[Aim of the exercise]: Transcribe each entry below exactly. Pictures do not go in the copy.
════════
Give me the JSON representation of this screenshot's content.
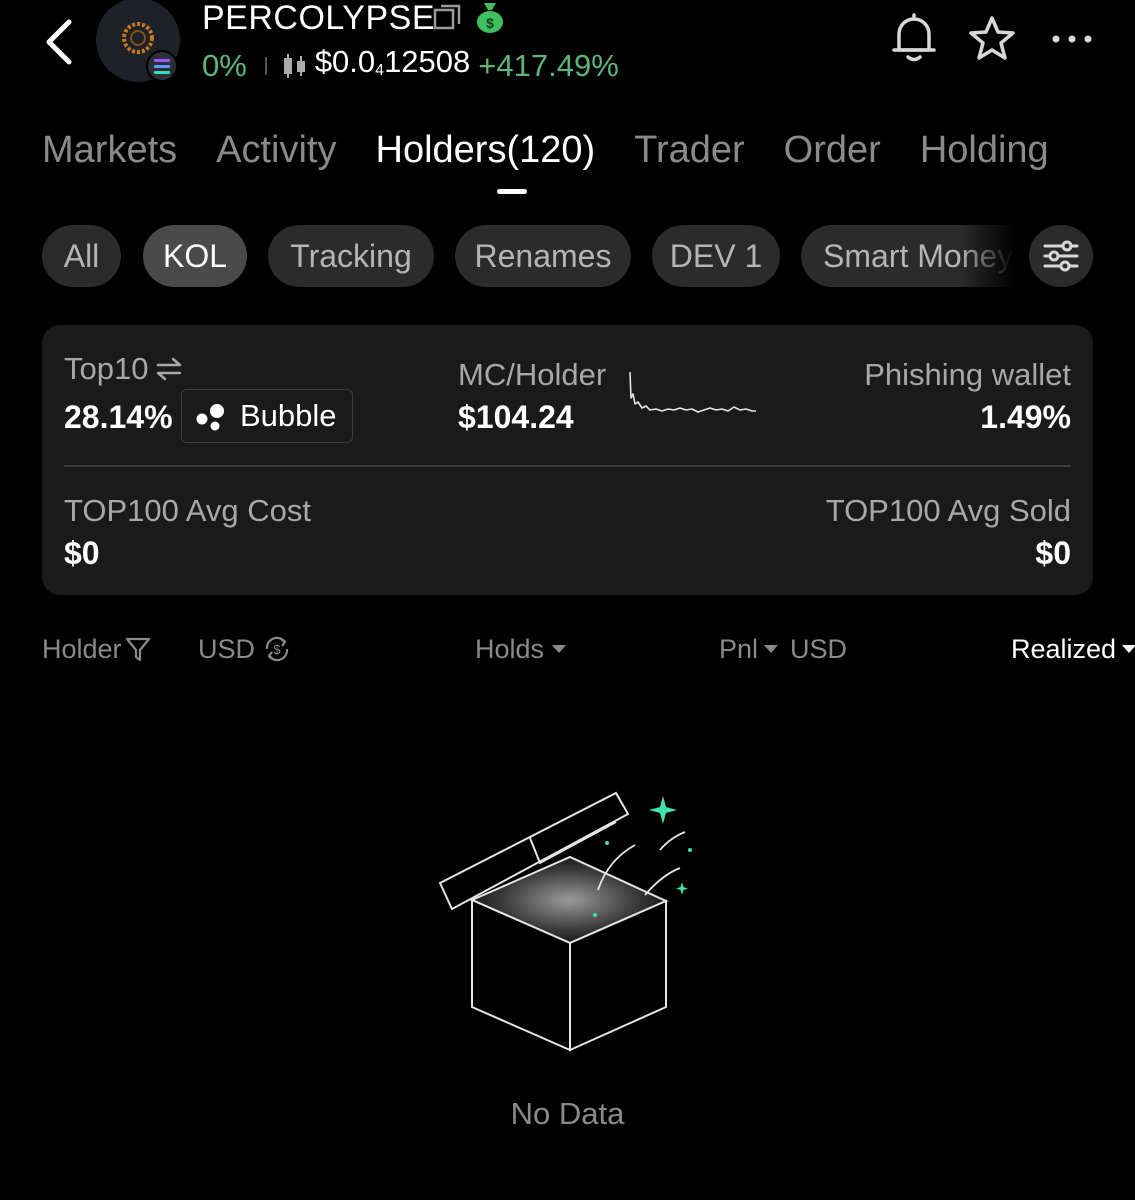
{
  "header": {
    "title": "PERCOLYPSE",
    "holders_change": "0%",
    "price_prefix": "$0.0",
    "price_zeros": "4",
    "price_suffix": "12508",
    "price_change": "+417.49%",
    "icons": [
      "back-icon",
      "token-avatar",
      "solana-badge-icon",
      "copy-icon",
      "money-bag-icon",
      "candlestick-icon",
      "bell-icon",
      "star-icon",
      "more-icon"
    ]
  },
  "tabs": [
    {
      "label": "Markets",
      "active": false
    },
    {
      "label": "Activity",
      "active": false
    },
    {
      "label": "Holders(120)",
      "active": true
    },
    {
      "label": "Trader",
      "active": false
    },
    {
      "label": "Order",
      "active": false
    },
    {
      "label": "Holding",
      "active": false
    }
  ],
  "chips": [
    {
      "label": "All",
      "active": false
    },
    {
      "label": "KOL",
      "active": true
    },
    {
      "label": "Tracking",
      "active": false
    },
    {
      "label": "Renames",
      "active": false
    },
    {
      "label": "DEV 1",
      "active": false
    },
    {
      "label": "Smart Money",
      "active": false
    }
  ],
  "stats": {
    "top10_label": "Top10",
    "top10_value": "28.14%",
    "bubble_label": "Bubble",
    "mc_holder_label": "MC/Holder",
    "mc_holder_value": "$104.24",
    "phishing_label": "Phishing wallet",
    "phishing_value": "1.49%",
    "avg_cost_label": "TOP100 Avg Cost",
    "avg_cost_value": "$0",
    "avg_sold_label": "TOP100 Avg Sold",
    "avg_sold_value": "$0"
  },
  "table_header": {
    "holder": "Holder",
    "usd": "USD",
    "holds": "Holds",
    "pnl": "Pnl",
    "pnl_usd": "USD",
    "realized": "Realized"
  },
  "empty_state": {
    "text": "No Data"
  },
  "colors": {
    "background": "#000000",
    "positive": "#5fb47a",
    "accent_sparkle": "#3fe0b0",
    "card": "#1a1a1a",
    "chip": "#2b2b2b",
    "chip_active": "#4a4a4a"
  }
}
════════
[Result of the exercise]:
Give me the JSON representation of this screenshot's content.
{
  "header": {
    "title": "PERCOLYPSE",
    "holders_change": "0%",
    "price_prefix": "$0.0",
    "price_zeros": "4",
    "price_suffix": "12508",
    "price_change": "+417.49%",
    "icons": [
      "back-icon",
      "token-avatar",
      "solana-badge-icon",
      "copy-icon",
      "money-bag-icon",
      "candlestick-icon",
      "bell-icon",
      "star-icon",
      "more-icon"
    ]
  },
  "tabs": [
    {
      "label": "Markets",
      "active": false
    },
    {
      "label": "Activity",
      "active": false
    },
    {
      "label": "Holders(120)",
      "active": true
    },
    {
      "label": "Trader",
      "active": false
    },
    {
      "label": "Order",
      "active": false
    },
    {
      "label": "Holding",
      "active": false
    }
  ],
  "chips": [
    {
      "label": "All",
      "active": false
    },
    {
      "label": "KOL",
      "active": true
    },
    {
      "label": "Tracking",
      "active": false
    },
    {
      "label": "Renames",
      "active": false
    },
    {
      "label": "DEV 1",
      "active": false
    },
    {
      "label": "Smart Money",
      "active": false
    }
  ],
  "stats": {
    "top10_label": "Top10",
    "top10_value": "28.14%",
    "bubble_label": "Bubble",
    "mc_holder_label": "MC/Holder",
    "mc_holder_value": "$104.24",
    "phishing_label": "Phishing wallet",
    "phishing_value": "1.49%",
    "avg_cost_label": "TOP100 Avg Cost",
    "avg_cost_value": "$0",
    "avg_sold_label": "TOP100 Avg Sold",
    "avg_sold_value": "$0"
  },
  "table_header": {
    "holder": "Holder",
    "usd": "USD",
    "holds": "Holds",
    "pnl": "Pnl",
    "pnl_usd": "USD",
    "realized": "Realized"
  },
  "empty_state": {
    "text": "No Data"
  },
  "colors": {
    "background": "#000000",
    "positive": "#5fb47a",
    "accent_sparkle": "#3fe0b0",
    "card": "#1a1a1a",
    "chip": "#2b2b2b",
    "chip_active": "#4a4a4a"
  }
}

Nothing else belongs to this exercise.